Dataset listings of figures>
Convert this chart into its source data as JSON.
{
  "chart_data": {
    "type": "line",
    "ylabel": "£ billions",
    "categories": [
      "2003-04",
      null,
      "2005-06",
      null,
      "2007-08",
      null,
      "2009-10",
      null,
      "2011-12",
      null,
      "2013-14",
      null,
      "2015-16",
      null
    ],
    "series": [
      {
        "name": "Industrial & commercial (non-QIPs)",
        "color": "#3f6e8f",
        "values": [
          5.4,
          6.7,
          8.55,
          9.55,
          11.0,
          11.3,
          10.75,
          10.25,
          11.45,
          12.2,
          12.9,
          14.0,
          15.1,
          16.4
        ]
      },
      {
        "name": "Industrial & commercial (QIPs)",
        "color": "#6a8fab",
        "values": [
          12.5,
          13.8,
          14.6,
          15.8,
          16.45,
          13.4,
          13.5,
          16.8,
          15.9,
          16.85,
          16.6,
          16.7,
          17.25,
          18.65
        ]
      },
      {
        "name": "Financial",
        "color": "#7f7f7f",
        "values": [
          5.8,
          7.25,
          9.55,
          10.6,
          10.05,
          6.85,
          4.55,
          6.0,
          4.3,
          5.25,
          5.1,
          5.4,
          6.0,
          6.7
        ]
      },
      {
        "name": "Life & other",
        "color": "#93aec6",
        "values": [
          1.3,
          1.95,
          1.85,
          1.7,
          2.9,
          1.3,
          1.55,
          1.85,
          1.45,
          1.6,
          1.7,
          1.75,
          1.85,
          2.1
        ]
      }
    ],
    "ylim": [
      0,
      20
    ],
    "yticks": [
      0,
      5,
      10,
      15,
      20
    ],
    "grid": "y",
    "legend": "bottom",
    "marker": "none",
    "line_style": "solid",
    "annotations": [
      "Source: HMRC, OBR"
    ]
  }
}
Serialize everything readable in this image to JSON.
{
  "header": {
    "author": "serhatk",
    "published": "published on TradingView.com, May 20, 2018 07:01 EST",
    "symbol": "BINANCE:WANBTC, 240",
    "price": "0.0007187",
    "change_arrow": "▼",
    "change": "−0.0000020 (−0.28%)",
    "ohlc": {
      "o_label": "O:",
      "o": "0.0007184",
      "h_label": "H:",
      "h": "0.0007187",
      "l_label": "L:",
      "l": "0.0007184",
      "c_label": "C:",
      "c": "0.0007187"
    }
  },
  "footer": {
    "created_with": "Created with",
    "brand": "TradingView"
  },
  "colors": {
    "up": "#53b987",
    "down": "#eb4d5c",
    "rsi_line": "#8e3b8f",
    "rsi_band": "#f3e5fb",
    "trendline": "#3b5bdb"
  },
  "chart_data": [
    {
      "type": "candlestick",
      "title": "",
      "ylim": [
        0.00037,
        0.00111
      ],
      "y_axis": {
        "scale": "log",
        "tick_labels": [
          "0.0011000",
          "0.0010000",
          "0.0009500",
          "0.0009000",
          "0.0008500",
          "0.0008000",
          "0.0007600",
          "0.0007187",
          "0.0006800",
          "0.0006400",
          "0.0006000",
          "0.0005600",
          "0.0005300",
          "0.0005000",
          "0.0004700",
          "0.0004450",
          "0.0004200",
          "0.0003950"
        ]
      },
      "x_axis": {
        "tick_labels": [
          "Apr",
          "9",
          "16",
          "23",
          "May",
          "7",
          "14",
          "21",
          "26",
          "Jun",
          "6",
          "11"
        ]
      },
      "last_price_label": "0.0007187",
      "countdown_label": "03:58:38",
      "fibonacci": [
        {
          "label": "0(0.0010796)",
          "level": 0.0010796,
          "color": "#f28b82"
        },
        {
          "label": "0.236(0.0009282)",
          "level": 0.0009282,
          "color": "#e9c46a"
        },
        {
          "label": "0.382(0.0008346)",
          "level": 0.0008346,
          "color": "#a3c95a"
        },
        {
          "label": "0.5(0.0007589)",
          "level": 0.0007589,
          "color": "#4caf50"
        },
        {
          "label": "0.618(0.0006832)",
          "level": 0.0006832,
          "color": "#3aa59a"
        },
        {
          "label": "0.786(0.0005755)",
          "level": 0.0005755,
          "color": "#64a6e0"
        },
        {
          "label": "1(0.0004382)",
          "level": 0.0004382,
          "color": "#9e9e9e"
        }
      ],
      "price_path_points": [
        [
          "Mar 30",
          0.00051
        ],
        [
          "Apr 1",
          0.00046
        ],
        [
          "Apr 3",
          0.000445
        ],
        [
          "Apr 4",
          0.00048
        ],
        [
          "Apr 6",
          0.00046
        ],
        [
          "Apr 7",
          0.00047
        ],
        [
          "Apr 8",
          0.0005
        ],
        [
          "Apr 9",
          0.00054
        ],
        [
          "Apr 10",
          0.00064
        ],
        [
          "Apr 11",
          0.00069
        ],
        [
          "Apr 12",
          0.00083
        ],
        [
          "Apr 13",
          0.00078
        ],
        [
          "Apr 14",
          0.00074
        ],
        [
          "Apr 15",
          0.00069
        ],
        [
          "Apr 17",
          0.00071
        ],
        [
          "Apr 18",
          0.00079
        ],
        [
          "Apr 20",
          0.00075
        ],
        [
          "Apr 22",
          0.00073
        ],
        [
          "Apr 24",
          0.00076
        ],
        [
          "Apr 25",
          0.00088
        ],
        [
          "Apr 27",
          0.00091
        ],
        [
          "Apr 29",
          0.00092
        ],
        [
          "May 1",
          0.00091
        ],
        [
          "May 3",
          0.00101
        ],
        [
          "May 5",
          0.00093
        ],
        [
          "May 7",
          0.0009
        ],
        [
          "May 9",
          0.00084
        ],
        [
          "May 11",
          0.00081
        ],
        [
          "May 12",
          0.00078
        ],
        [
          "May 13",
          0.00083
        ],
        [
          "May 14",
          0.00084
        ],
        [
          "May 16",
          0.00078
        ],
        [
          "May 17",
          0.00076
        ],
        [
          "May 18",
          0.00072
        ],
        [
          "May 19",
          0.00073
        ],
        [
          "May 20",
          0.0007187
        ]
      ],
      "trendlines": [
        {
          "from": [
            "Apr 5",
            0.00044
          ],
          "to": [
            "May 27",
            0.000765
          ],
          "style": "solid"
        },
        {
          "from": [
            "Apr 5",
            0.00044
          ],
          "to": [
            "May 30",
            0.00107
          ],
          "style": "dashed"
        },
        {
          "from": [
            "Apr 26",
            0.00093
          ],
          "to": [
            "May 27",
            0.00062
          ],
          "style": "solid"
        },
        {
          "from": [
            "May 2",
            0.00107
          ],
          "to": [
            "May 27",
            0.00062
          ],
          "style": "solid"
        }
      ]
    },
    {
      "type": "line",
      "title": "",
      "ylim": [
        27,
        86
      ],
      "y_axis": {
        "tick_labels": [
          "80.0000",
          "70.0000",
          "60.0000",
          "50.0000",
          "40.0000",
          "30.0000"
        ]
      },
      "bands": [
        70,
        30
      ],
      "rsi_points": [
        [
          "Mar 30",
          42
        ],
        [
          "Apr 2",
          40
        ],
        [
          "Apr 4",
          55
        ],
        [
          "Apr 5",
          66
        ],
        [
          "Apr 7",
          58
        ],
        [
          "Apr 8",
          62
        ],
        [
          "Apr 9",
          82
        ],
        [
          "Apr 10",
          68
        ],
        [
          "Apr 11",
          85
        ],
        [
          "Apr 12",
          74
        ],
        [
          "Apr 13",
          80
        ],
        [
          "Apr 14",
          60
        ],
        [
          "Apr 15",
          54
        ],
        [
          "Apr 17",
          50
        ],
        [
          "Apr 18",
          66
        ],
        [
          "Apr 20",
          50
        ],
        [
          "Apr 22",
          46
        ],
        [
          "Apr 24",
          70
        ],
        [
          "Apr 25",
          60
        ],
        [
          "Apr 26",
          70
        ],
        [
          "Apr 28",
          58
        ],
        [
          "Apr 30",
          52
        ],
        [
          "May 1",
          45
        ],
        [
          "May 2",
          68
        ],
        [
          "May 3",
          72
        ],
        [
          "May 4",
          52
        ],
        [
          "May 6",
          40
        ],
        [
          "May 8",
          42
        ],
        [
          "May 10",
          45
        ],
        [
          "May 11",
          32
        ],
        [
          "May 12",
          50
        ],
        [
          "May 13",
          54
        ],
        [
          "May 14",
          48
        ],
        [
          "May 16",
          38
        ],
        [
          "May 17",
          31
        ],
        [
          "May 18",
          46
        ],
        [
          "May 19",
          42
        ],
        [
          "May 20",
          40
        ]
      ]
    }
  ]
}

Job>
Report all lines of the data above that include the string "JSON".

Response to the exercise>
Convert this chart into its source data as JSON.
Serialize everything readable in this image to JSON.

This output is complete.